Items
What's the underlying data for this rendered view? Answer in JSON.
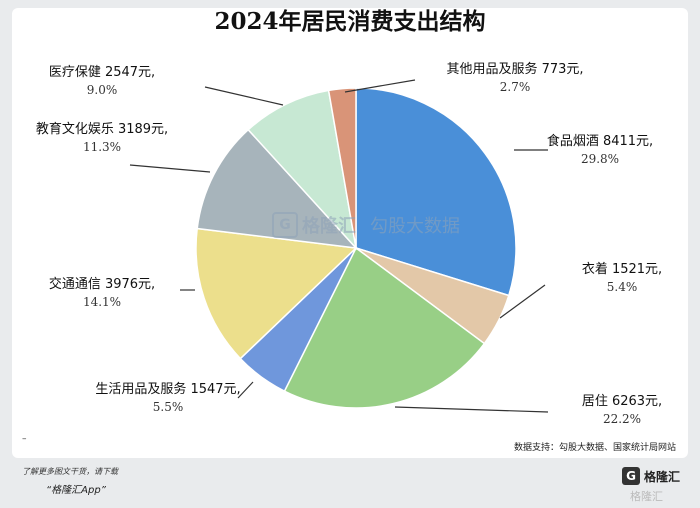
{
  "chart_data": {
    "type": "pie",
    "title": "2024年居民消费支出结构",
    "unit": "元",
    "slices": [
      {
        "name": "食品烟酒",
        "value": 8411,
        "percent": "29.8%",
        "color": "#4a8fd8"
      },
      {
        "name": "衣着",
        "value": 1521,
        "percent": "5.4%",
        "color": "#e3c8a8"
      },
      {
        "name": "居住",
        "value": 6263,
        "percent": "22.2%",
        "color": "#98cf86"
      },
      {
        "name": "生活用品及服务",
        "value": 1547,
        "percent": "5.5%",
        "color": "#6f97dc"
      },
      {
        "name": "交通通信",
        "value": 3976,
        "percent": "14.1%",
        "color": "#ecdf8c"
      },
      {
        "name": "教育文化娱乐",
        "value": 3189,
        "percent": "11.3%",
        "color": "#a7b4bb"
      },
      {
        "name": "医疗保健",
        "value": 2547,
        "percent": "9.0%",
        "color": "#c7e8d3"
      },
      {
        "name": "其他用品及服务",
        "value": 773,
        "percent": "2.7%",
        "color": "#d99478"
      }
    ]
  },
  "source": "数据支持：勾股大数据、国家统计局网站",
  "watermark": {
    "brand": "格隆汇",
    "partner": "勾股大数据",
    "bottom": "格隆汇"
  },
  "footer": {
    "dash": "–",
    "line1": "了解更多图文干货，请下载",
    "line2": "“格隆汇App”",
    "logo_mark": "G",
    "logo_text": "格隆汇"
  }
}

Prompt
In this exercise, set down all of the data exactly, without the pictures.

Task result
What's the underlying data for this rendered view? Answer in JSON.
{
  "chart_data": {
    "type": "pie",
    "title": "2024年居民消费支出结构",
    "unit": "元",
    "slices": [
      {
        "name": "食品烟酒",
        "value": 8411,
        "percent": "29.8%",
        "color": "#4a8fd8"
      },
      {
        "name": "衣着",
        "value": 1521,
        "percent": "5.4%",
        "color": "#e3c8a8"
      },
      {
        "name": "居住",
        "value": 6263,
        "percent": "22.2%",
        "color": "#98cf86"
      },
      {
        "name": "生活用品及服务",
        "value": 1547,
        "percent": "5.5%",
        "color": "#6f97dc"
      },
      {
        "name": "交通通信",
        "value": 3976,
        "percent": "14.1%",
        "color": "#ecdf8c"
      },
      {
        "name": "教育文化娱乐",
        "value": 3189,
        "percent": "11.3%",
        "color": "#a7b4bb"
      },
      {
        "name": "医疗保健",
        "value": 2547,
        "percent": "9.0%",
        "color": "#c7e8d3"
      },
      {
        "name": "其他用品及服务",
        "value": 773,
        "percent": "2.7%",
        "color": "#d99478"
      }
    ]
  },
  "source": "数据支持：勾股大数据、国家统计局网站",
  "watermark": {
    "brand": "格隆汇",
    "partner": "勾股大数据",
    "bottom": "格隆汇"
  },
  "footer": {
    "dash": "–",
    "line1": "了解更多图文干货，请下载",
    "line2": "“格隆汇App”",
    "logo_mark": "G",
    "logo_text": "格隆汇"
  }
}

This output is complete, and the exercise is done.